***** Provided records

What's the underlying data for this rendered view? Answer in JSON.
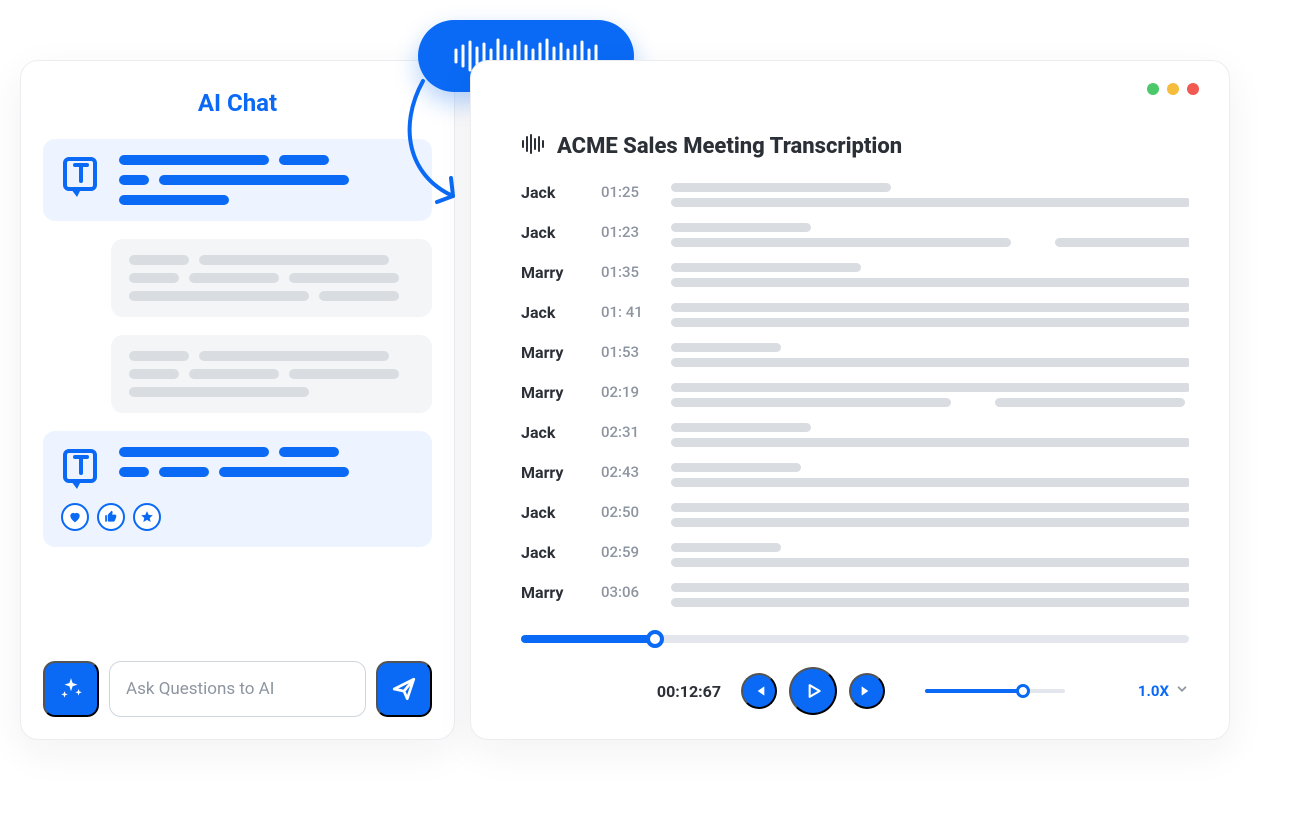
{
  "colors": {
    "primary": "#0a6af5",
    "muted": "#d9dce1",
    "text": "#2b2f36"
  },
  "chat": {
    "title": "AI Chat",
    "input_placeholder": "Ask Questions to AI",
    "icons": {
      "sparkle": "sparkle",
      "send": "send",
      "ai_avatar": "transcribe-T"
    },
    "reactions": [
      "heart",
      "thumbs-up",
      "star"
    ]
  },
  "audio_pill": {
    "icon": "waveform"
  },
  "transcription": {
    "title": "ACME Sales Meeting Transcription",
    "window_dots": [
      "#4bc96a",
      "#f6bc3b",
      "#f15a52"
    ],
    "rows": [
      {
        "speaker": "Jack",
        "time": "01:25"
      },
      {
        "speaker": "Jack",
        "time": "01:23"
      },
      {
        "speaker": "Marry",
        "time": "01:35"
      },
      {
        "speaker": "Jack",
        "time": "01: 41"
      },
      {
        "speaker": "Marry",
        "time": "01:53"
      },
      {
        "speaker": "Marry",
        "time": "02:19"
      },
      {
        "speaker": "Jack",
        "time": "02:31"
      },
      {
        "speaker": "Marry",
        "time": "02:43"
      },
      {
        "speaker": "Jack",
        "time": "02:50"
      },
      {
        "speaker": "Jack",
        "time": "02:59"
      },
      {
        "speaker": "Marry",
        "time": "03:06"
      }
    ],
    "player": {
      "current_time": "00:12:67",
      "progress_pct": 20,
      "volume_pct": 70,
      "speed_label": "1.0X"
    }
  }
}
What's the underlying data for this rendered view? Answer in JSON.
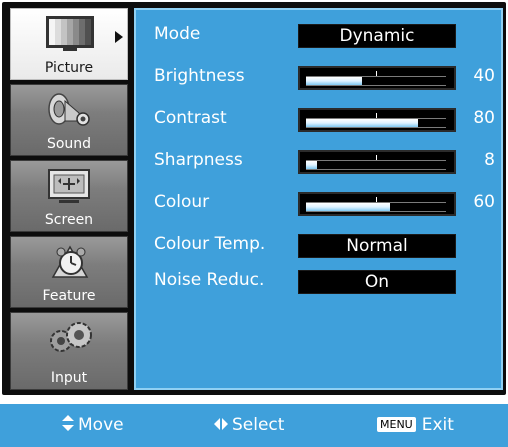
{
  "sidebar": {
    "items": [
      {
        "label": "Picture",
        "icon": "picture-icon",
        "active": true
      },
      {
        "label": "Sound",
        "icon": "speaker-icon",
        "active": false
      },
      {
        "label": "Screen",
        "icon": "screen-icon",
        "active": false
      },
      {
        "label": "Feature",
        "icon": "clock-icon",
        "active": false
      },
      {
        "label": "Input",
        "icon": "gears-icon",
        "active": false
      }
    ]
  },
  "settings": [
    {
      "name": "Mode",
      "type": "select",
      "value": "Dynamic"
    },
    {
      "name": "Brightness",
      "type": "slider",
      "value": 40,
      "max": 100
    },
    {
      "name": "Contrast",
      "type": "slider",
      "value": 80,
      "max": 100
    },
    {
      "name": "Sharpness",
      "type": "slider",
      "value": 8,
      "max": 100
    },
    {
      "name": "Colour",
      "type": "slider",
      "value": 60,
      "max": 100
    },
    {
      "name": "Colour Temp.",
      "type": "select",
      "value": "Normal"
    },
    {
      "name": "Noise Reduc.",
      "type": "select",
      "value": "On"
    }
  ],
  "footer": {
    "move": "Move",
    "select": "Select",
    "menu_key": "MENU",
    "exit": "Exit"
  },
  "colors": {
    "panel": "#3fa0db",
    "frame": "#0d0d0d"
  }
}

**********

◆ **Exercise brief**
From the material above, copy everything exactly but the pictures.

◆ **Response below**
What's the underlying data for this rendered view? Answer in JSON.
{
  "colors": {
    "primary": "#0a6af5",
    "muted": "#d9dce1",
    "text": "#2b2f36"
  },
  "chat": {
    "title": "AI Chat",
    "input_placeholder": "Ask Questions to AI",
    "icons": {
      "sparkle": "sparkle",
      "send": "send",
      "ai_avatar": "transcribe-T"
    },
    "reactions": [
      "heart",
      "thumbs-up",
      "star"
    ]
  },
  "audio_pill": {
    "icon": "waveform"
  },
  "transcription": {
    "title": "ACME Sales Meeting Transcription",
    "window_dots": [
      "#4bc96a",
      "#f6bc3b",
      "#f15a52"
    ],
    "rows": [
      {
        "speaker": "Jack",
        "time": "01:25"
      },
      {
        "speaker": "Jack",
        "time": "01:23"
      },
      {
        "speaker": "Marry",
        "time": "01:35"
      },
      {
        "speaker": "Jack",
        "time": "01: 41"
      },
      {
        "speaker": "Marry",
        "time": "01:53"
      },
      {
        "speaker": "Marry",
        "time": "02:19"
      },
      {
        "speaker": "Jack",
        "time": "02:31"
      },
      {
        "speaker": "Marry",
        "time": "02:43"
      },
      {
        "speaker": "Jack",
        "time": "02:50"
      },
      {
        "speaker": "Jack",
        "time": "02:59"
      },
      {
        "speaker": "Marry",
        "time": "03:06"
      }
    ],
    "player": {
      "current_time": "00:12:67",
      "progress_pct": 20,
      "volume_pct": 70,
      "speed_label": "1.0X"
    }
  }
}
What's the underlying data for this rendered view? Answer in JSON.
{
  "sidebar": {
    "items": [
      {
        "label": "Picture",
        "icon": "picture-icon",
        "active": true
      },
      {
        "label": "Sound",
        "icon": "speaker-icon",
        "active": false
      },
      {
        "label": "Screen",
        "icon": "screen-icon",
        "active": false
      },
      {
        "label": "Feature",
        "icon": "clock-icon",
        "active": false
      },
      {
        "label": "Input",
        "icon": "gears-icon",
        "active": false
      }
    ]
  },
  "settings": [
    {
      "name": "Mode",
      "type": "select",
      "value": "Dynamic"
    },
    {
      "name": "Brightness",
      "type": "slider",
      "value": 40,
      "max": 100
    },
    {
      "name": "Contrast",
      "type": "slider",
      "value": 80,
      "max": 100
    },
    {
      "name": "Sharpness",
      "type": "slider",
      "value": 8,
      "max": 100
    },
    {
      "name": "Colour",
      "type": "slider",
      "value": 60,
      "max": 100
    },
    {
      "name": "Colour Temp.",
      "type": "select",
      "value": "Normal"
    },
    {
      "name": "Noise Reduc.",
      "type": "select",
      "value": "On"
    }
  ],
  "footer": {
    "move": "Move",
    "select": "Select",
    "menu_key": "MENU",
    "exit": "Exit"
  },
  "colors": {
    "panel": "#3fa0db",
    "frame": "#0d0d0d"
  }
}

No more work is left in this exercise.